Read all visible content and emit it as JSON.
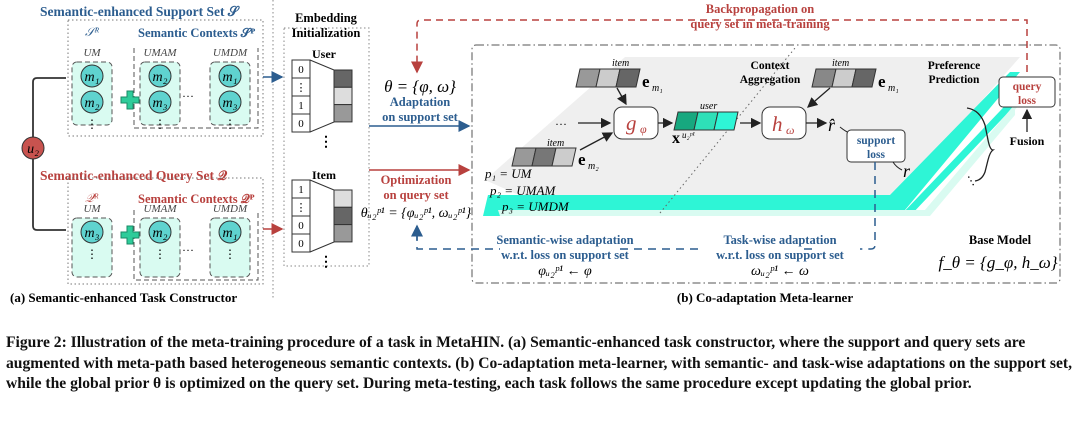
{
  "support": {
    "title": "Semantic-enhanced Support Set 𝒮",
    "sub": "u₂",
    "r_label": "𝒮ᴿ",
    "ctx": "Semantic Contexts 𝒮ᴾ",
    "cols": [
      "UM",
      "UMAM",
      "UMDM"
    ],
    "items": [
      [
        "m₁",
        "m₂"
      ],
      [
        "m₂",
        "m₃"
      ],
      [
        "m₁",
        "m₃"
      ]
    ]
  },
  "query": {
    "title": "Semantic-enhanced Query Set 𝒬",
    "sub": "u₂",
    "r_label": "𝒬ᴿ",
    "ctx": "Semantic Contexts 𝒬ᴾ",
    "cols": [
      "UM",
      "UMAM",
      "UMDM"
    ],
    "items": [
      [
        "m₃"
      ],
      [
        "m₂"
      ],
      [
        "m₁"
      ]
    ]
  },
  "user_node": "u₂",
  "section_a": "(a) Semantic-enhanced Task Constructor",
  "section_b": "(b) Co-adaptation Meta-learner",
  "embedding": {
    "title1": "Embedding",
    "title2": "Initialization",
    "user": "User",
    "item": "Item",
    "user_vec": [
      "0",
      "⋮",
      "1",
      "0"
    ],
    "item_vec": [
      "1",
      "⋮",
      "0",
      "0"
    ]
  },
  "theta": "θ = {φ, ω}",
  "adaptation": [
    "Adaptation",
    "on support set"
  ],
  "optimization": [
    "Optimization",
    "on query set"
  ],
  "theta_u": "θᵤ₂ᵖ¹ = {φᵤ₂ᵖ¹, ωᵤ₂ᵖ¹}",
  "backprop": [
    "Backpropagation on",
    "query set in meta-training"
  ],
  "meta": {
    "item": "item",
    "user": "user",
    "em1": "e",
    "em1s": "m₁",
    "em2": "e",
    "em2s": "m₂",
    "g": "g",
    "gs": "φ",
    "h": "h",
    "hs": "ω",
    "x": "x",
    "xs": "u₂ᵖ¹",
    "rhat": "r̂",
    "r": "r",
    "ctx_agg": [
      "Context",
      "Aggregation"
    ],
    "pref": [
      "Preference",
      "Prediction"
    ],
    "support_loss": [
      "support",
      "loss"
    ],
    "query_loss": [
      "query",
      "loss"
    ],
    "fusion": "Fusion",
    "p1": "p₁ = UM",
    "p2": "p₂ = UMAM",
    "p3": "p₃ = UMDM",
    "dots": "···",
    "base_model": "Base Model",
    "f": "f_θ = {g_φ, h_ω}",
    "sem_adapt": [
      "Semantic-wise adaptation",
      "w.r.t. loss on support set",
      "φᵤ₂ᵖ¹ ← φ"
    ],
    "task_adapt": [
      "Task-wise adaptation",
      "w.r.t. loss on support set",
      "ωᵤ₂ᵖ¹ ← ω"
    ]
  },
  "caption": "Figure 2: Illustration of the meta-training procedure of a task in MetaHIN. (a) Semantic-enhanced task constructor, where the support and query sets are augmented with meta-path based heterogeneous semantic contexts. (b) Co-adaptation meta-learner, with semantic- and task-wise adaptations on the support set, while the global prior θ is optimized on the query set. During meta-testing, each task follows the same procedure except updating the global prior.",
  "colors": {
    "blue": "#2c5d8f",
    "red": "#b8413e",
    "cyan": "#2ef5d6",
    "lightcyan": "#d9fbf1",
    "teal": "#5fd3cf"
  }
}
□ □ □ □
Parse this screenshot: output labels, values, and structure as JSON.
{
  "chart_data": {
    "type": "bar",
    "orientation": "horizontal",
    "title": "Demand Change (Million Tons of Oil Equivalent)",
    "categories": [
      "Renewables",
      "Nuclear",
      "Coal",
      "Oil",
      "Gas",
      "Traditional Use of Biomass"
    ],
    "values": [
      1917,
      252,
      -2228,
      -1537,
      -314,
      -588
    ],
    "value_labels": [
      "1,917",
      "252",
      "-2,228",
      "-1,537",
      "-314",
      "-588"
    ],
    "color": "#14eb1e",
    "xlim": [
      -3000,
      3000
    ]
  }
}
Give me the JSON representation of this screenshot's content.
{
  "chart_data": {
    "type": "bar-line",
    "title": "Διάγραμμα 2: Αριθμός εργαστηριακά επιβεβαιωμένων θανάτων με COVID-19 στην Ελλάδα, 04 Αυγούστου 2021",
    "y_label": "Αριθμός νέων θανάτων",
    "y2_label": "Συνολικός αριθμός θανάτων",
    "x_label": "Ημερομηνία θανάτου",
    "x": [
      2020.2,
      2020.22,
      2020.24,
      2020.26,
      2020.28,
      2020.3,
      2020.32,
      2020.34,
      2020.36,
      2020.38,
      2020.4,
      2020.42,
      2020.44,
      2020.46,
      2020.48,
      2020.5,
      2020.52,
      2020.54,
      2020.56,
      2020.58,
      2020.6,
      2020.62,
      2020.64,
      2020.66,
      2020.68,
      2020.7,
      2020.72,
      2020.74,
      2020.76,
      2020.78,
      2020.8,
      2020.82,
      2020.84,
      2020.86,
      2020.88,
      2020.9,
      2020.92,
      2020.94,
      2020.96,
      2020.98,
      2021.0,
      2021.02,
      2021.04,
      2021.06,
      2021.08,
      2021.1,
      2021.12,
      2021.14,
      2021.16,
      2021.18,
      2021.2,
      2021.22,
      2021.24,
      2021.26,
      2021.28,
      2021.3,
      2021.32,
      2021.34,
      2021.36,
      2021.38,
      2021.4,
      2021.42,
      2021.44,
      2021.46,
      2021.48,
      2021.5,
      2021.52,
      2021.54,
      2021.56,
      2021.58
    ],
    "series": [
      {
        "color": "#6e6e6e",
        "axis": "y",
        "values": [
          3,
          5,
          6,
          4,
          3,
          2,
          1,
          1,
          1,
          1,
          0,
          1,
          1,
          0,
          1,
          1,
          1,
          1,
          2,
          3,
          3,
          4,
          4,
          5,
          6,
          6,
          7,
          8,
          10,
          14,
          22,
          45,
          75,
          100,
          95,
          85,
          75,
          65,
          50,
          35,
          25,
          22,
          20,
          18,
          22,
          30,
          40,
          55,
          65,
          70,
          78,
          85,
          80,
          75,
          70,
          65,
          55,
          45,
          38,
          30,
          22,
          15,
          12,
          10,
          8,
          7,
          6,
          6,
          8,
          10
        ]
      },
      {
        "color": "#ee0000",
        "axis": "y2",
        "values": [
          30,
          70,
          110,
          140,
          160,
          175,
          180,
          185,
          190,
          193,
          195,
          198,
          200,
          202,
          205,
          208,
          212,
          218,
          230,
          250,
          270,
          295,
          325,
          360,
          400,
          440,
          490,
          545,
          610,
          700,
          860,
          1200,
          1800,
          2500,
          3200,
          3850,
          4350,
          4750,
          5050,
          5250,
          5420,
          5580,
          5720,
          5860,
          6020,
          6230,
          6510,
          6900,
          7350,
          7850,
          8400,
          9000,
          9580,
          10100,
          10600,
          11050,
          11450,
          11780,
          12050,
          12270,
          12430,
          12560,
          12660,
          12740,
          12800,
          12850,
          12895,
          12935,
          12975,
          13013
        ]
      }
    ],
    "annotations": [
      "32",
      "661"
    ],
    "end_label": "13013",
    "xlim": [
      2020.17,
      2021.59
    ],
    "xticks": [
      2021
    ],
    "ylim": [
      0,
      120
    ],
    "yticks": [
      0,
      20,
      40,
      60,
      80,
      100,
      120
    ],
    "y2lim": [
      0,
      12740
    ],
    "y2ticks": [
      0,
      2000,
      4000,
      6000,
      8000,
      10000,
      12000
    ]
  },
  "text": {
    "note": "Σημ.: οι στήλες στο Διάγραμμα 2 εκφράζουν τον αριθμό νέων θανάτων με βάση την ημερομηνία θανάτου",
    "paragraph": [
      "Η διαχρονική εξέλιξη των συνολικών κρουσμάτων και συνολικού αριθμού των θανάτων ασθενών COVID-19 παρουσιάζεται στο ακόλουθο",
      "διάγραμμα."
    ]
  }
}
□ □ □ □
# WHAT THIS TASK INVOLVES
Select all lines with the word "screenshot" from the entries above.

# OUTPUT BELOW
Parse this screenshot: output labels, values, and structure as JSON.
Give me the JSON representation of this screenshot's content.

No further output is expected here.